- **TASK DETAILS**
Reproduce all the entries precisely.

***** SUPPLIED MATERIAL *****

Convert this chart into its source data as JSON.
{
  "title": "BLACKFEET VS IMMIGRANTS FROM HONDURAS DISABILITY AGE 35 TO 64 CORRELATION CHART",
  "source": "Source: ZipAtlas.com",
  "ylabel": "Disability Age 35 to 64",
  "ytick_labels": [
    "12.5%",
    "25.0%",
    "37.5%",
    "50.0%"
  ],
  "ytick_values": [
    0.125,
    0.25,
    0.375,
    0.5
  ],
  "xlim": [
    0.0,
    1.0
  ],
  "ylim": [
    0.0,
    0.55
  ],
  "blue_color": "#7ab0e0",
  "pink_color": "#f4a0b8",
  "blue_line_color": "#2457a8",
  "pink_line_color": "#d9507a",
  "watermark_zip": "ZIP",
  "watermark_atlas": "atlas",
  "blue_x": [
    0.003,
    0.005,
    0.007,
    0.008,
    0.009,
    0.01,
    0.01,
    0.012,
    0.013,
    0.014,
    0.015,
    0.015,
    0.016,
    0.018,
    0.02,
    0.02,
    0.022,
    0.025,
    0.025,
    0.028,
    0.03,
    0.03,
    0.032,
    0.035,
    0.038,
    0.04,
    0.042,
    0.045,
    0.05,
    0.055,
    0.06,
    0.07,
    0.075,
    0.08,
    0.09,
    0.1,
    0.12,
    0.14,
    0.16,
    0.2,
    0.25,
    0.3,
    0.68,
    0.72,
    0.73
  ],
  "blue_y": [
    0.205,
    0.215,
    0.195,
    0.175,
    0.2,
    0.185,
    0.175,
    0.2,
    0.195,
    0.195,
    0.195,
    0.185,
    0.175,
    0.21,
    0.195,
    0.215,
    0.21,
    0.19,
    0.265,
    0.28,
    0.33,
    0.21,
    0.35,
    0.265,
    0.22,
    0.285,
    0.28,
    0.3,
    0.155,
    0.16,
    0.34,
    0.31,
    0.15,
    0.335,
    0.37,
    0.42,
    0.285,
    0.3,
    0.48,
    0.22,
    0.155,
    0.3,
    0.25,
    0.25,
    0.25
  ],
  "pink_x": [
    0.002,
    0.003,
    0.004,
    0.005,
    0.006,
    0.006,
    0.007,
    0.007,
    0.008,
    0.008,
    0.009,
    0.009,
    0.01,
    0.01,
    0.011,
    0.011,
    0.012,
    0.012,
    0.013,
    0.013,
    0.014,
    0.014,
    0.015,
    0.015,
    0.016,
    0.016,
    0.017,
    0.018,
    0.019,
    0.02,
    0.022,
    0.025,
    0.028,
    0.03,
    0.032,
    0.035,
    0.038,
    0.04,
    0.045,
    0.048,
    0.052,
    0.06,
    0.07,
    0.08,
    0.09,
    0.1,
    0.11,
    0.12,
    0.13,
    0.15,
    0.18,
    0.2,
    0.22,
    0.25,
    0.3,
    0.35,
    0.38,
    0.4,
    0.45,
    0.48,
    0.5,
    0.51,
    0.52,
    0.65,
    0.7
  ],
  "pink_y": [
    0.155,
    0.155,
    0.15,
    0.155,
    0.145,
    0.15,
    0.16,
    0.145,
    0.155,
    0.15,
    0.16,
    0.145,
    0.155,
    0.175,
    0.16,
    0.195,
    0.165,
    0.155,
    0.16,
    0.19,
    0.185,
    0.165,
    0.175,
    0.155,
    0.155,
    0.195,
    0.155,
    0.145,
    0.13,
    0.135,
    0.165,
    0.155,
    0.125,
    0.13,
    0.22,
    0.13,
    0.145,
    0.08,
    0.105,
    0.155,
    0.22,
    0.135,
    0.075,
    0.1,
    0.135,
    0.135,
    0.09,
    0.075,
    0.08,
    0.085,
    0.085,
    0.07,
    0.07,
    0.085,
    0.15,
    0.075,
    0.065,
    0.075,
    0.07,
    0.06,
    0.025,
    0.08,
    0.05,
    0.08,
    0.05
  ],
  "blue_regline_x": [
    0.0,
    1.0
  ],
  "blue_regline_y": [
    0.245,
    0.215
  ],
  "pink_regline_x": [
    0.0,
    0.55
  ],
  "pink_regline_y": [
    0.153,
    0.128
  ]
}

*****

- **REPLY TO THE EXERCISE**
Convert this chart into its source data as JSON.
{
  "title": "BLACKFEET VS IMMIGRANTS FROM HONDURAS DISABILITY AGE 35 TO 64 CORRELATION CHART",
  "source": "Source: ZipAtlas.com",
  "ylabel": "Disability Age 35 to 64",
  "ytick_labels": [
    "12.5%",
    "25.0%",
    "37.5%",
    "50.0%"
  ],
  "ytick_values": [
    0.125,
    0.25,
    0.375,
    0.5
  ],
  "xlim": [
    0.0,
    1.0
  ],
  "ylim": [
    0.0,
    0.55
  ],
  "blue_color": "#7ab0e0",
  "pink_color": "#f4a0b8",
  "blue_line_color": "#2457a8",
  "pink_line_color": "#d9507a",
  "watermark_zip": "ZIP",
  "watermark_atlas": "atlas",
  "blue_x": [
    0.003,
    0.005,
    0.007,
    0.008,
    0.009,
    0.01,
    0.01,
    0.012,
    0.013,
    0.014,
    0.015,
    0.015,
    0.016,
    0.018,
    0.02,
    0.02,
    0.022,
    0.025,
    0.025,
    0.028,
    0.03,
    0.03,
    0.032,
    0.035,
    0.038,
    0.04,
    0.042,
    0.045,
    0.05,
    0.055,
    0.06,
    0.07,
    0.075,
    0.08,
    0.09,
    0.1,
    0.12,
    0.14,
    0.16,
    0.2,
    0.25,
    0.3,
    0.68,
    0.72,
    0.73
  ],
  "blue_y": [
    0.205,
    0.215,
    0.195,
    0.175,
    0.2,
    0.185,
    0.175,
    0.2,
    0.195,
    0.195,
    0.195,
    0.185,
    0.175,
    0.21,
    0.195,
    0.215,
    0.21,
    0.19,
    0.265,
    0.28,
    0.33,
    0.21,
    0.35,
    0.265,
    0.22,
    0.285,
    0.28,
    0.3,
    0.155,
    0.16,
    0.34,
    0.31,
    0.15,
    0.335,
    0.37,
    0.42,
    0.285,
    0.3,
    0.48,
    0.22,
    0.155,
    0.3,
    0.25,
    0.25,
    0.25
  ],
  "pink_x": [
    0.002,
    0.003,
    0.004,
    0.005,
    0.006,
    0.006,
    0.007,
    0.007,
    0.008,
    0.008,
    0.009,
    0.009,
    0.01,
    0.01,
    0.011,
    0.011,
    0.012,
    0.012,
    0.013,
    0.013,
    0.014,
    0.014,
    0.015,
    0.015,
    0.016,
    0.016,
    0.017,
    0.018,
    0.019,
    0.02,
    0.022,
    0.025,
    0.028,
    0.03,
    0.032,
    0.035,
    0.038,
    0.04,
    0.045,
    0.048,
    0.052,
    0.06,
    0.07,
    0.08,
    0.09,
    0.1,
    0.11,
    0.12,
    0.13,
    0.15,
    0.18,
    0.2,
    0.22,
    0.25,
    0.3,
    0.35,
    0.38,
    0.4,
    0.45,
    0.48,
    0.5,
    0.51,
    0.52,
    0.65,
    0.7
  ],
  "pink_y": [
    0.155,
    0.155,
    0.15,
    0.155,
    0.145,
    0.15,
    0.16,
    0.145,
    0.155,
    0.15,
    0.16,
    0.145,
    0.155,
    0.175,
    0.16,
    0.195,
    0.165,
    0.155,
    0.16,
    0.19,
    0.185,
    0.165,
    0.175,
    0.155,
    0.155,
    0.195,
    0.155,
    0.145,
    0.13,
    0.135,
    0.165,
    0.155,
    0.125,
    0.13,
    0.22,
    0.13,
    0.145,
    0.08,
    0.105,
    0.155,
    0.22,
    0.135,
    0.075,
    0.1,
    0.135,
    0.135,
    0.09,
    0.075,
    0.08,
    0.085,
    0.085,
    0.07,
    0.07,
    0.085,
    0.15,
    0.075,
    0.065,
    0.075,
    0.07,
    0.06,
    0.025,
    0.08,
    0.05,
    0.08,
    0.05
  ],
  "blue_regline_x": [
    0.0,
    1.0
  ],
  "blue_regline_y": [
    0.245,
    0.215
  ],
  "pink_regline_x": [
    0.0,
    0.55
  ],
  "pink_regline_y": [
    0.153,
    0.128
  ]
}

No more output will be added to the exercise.